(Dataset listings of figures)
start
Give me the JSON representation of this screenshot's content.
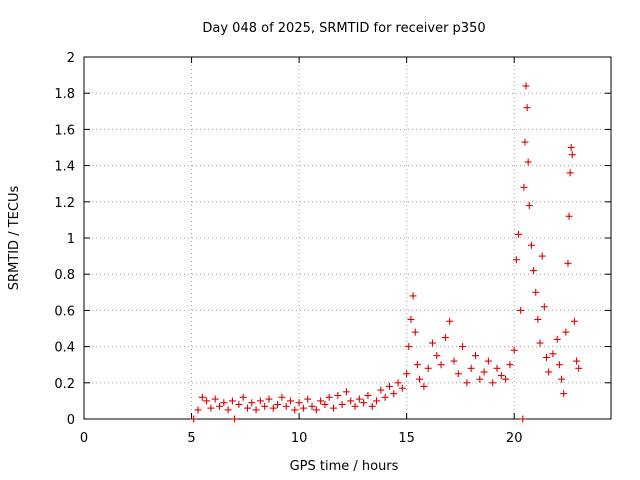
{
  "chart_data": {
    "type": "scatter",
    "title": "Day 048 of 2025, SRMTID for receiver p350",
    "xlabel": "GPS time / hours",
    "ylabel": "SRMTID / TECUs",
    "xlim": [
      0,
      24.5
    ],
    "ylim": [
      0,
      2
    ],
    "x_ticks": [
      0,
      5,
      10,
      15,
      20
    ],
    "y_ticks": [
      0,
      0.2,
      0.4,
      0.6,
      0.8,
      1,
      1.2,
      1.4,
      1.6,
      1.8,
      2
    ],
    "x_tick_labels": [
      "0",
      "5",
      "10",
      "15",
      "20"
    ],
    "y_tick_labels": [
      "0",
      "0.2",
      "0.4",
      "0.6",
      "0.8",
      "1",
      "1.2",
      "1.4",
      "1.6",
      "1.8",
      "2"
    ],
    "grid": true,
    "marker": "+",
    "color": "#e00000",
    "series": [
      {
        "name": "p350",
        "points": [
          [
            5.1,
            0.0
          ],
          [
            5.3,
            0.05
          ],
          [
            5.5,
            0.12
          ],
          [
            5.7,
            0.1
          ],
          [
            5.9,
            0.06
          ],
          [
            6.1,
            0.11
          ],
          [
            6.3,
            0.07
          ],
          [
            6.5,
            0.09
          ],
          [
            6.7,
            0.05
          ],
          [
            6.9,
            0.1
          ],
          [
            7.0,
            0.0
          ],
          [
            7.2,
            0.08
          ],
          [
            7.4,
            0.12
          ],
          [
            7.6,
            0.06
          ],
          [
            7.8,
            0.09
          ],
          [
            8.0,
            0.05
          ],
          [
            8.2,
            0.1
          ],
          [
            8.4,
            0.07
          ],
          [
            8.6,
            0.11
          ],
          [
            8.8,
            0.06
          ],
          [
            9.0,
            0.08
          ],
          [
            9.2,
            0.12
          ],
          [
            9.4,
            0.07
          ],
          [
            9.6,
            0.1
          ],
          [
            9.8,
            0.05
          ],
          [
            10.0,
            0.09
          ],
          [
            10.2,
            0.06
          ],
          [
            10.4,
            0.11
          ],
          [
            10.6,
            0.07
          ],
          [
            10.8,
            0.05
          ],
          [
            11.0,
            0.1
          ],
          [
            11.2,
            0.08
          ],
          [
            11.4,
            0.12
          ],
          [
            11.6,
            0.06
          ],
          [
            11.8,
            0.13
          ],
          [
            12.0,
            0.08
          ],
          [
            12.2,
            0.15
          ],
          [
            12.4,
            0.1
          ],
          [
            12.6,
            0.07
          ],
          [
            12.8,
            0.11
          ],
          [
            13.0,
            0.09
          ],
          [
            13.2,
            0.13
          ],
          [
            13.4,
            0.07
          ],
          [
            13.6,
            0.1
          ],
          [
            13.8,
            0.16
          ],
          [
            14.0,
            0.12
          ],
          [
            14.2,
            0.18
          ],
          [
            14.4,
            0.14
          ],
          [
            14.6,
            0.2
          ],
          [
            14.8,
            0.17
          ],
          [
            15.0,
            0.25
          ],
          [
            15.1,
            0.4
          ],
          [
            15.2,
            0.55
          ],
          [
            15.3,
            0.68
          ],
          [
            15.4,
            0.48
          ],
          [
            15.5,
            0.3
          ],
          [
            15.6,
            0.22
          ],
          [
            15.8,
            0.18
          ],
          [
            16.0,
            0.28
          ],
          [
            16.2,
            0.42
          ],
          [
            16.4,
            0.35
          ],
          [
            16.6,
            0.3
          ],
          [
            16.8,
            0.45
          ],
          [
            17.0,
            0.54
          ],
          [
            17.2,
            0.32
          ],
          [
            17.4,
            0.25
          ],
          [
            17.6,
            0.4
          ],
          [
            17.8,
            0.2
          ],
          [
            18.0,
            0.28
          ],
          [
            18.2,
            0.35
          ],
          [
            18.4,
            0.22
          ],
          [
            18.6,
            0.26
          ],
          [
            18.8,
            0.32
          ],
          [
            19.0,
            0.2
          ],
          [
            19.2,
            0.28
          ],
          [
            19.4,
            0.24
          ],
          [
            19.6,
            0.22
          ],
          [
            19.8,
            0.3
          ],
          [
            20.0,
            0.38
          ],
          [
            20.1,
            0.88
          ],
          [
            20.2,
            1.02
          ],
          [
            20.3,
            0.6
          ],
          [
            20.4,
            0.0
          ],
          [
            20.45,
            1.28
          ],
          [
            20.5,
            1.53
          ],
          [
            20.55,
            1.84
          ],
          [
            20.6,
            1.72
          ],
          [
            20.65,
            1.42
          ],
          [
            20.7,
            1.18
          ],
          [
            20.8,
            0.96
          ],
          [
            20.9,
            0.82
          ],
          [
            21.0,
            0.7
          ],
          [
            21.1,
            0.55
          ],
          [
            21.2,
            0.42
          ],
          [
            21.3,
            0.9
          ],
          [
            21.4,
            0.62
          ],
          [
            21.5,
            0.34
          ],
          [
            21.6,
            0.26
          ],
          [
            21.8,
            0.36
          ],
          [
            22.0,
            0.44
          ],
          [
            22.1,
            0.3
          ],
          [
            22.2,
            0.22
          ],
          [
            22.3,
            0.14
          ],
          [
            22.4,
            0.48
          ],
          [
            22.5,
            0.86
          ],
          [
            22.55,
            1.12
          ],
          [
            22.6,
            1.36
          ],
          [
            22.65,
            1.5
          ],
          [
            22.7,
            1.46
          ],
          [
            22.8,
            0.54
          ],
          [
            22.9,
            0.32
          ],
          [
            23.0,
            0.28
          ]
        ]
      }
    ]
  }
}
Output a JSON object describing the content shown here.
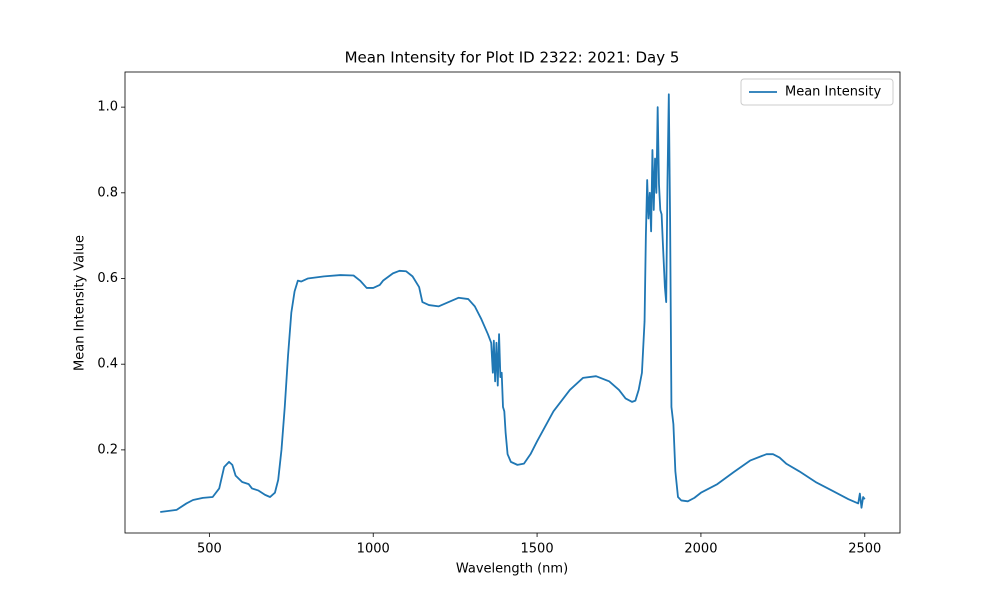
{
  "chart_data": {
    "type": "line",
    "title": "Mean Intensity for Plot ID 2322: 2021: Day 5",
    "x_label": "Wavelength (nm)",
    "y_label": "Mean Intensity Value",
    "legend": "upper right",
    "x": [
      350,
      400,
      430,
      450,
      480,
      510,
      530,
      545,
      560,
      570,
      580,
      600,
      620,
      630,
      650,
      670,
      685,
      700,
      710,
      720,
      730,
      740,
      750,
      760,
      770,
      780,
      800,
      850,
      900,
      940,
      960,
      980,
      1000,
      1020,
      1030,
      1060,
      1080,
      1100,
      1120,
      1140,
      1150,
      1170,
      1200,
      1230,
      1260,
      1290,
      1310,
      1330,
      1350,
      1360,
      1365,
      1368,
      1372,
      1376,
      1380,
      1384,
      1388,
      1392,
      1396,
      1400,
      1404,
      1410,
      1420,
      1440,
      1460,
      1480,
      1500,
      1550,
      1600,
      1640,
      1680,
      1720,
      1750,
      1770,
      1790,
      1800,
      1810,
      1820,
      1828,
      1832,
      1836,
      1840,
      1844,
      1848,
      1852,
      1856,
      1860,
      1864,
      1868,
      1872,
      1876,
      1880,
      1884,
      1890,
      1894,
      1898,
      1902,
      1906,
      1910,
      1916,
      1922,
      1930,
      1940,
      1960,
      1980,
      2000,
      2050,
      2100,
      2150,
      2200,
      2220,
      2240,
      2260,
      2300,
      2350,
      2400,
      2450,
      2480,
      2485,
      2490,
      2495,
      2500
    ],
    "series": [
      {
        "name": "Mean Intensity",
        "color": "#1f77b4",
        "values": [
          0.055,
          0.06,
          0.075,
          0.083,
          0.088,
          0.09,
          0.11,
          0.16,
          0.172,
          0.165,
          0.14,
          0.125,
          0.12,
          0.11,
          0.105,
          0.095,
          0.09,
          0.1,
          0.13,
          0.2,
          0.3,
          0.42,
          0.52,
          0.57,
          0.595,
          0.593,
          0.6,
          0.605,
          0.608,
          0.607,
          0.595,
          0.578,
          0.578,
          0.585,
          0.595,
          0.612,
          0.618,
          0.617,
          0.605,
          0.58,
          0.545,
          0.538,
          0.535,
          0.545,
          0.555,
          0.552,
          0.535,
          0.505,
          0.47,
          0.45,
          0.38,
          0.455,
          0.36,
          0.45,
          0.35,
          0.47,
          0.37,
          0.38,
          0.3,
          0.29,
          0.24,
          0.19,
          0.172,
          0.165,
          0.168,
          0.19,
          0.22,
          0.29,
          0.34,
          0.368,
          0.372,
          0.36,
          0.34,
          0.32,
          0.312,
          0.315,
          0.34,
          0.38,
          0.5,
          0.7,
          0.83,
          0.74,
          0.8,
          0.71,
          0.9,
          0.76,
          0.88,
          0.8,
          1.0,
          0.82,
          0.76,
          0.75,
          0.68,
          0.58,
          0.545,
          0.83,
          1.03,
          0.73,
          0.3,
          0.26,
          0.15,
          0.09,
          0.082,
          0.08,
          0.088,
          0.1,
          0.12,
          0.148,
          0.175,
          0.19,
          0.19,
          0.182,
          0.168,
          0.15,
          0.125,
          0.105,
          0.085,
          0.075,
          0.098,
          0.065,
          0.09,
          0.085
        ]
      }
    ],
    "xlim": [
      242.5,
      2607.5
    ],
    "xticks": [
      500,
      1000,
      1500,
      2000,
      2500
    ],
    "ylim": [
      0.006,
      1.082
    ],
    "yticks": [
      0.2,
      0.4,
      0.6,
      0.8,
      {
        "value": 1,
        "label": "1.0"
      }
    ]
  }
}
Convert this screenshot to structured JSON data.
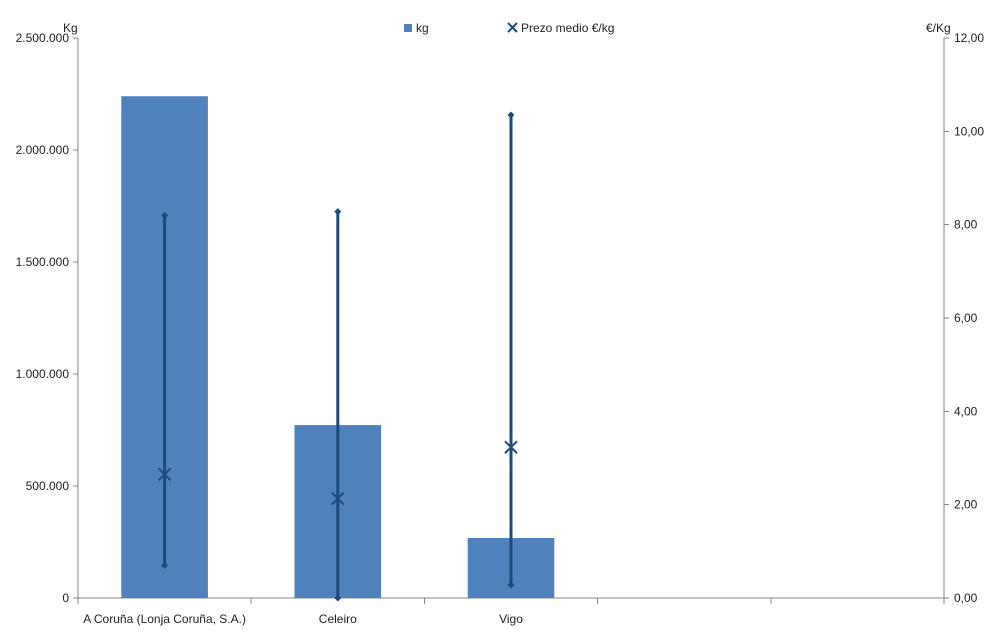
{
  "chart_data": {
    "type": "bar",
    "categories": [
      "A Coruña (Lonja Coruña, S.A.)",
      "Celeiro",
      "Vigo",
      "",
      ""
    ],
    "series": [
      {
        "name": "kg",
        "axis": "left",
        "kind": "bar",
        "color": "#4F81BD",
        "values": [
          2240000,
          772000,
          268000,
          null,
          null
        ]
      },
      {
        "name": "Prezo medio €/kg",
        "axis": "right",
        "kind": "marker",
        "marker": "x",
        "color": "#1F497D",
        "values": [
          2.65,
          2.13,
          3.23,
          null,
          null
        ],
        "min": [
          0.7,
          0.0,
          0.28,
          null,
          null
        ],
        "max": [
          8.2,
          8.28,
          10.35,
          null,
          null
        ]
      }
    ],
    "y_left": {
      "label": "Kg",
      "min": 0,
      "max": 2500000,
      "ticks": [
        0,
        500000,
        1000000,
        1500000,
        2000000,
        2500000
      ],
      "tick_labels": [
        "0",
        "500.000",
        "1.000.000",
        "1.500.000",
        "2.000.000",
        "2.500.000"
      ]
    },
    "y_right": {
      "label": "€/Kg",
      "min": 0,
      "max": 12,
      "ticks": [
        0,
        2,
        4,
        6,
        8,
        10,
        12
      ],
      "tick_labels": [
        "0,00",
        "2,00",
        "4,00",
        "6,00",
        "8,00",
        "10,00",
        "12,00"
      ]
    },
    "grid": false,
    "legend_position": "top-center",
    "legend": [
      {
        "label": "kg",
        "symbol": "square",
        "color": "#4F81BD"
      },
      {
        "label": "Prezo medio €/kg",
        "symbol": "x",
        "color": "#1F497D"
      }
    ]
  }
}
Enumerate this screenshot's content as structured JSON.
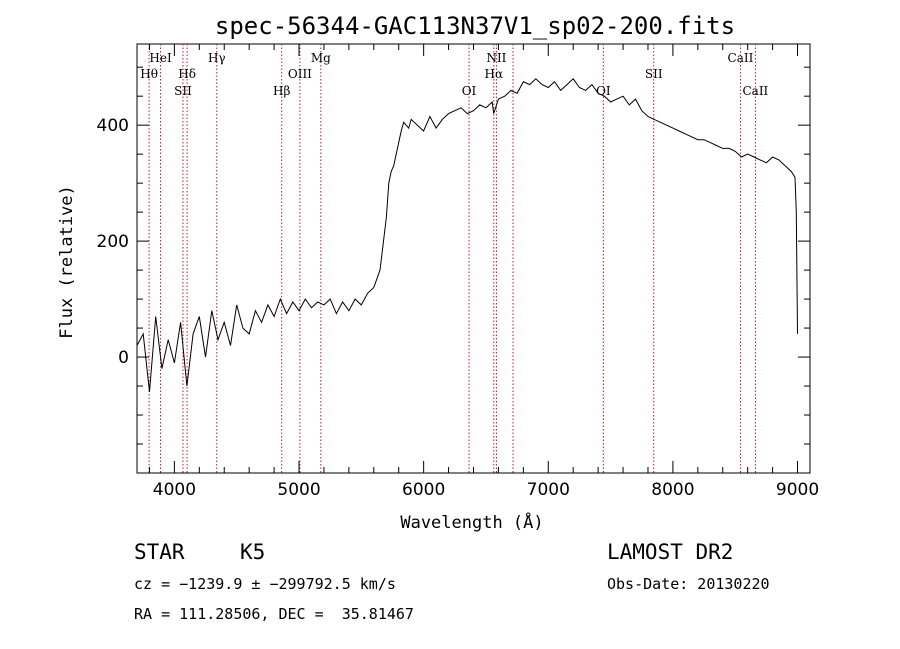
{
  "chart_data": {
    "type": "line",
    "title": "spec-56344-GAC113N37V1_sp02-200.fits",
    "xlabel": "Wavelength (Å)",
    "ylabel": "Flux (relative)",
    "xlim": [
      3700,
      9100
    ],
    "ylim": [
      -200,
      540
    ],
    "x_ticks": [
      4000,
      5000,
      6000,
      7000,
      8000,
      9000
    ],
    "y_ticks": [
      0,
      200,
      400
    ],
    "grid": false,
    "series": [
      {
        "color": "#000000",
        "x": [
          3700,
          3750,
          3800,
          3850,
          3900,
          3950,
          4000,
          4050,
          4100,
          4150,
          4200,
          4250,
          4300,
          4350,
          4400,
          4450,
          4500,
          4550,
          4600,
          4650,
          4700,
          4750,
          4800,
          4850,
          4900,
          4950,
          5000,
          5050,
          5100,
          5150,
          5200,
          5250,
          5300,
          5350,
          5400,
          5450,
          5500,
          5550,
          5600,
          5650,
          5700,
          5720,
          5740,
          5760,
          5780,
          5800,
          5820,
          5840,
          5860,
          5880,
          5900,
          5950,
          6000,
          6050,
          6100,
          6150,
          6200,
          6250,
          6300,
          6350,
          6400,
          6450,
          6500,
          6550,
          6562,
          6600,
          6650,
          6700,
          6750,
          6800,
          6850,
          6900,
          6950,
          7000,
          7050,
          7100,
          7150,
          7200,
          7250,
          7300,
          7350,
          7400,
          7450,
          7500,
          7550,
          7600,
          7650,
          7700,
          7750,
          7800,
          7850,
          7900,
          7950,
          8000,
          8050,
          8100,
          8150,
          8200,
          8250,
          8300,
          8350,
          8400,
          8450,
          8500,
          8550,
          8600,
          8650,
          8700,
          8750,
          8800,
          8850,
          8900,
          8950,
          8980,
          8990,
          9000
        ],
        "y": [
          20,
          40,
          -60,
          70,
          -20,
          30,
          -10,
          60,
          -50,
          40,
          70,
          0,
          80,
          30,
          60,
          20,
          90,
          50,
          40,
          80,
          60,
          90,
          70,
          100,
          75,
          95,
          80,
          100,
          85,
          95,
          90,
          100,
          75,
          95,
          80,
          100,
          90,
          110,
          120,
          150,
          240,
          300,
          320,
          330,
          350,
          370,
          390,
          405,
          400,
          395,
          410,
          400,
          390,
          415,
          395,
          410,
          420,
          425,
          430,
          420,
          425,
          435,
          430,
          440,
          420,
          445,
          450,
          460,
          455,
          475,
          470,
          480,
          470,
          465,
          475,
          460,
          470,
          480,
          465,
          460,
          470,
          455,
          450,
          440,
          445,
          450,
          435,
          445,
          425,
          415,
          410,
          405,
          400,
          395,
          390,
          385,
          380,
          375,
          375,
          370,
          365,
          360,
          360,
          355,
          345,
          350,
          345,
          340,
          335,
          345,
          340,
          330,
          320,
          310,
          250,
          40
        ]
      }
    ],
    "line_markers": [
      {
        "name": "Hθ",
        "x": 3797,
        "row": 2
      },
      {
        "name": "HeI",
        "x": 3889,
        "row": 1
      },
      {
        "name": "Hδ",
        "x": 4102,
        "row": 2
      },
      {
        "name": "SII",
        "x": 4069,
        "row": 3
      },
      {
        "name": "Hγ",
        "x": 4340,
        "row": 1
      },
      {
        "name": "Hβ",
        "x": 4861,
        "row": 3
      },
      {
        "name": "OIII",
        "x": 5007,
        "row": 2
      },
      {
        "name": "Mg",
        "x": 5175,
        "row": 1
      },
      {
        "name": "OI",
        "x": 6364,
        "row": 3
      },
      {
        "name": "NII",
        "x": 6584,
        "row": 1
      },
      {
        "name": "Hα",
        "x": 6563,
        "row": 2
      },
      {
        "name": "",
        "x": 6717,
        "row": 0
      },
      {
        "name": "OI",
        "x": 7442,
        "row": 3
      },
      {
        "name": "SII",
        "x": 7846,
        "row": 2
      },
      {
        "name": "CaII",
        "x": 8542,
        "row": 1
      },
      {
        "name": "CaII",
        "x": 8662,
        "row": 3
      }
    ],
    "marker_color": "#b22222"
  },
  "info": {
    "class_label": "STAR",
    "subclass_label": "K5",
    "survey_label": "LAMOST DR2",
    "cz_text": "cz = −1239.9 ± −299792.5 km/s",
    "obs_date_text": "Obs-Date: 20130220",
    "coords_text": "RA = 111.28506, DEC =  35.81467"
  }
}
end
• Aim of the task
List the lines that contain the word "medio".

• Final result
        "name": "Prezo medio €/kg",
        "label": "Prezo medio €/kg",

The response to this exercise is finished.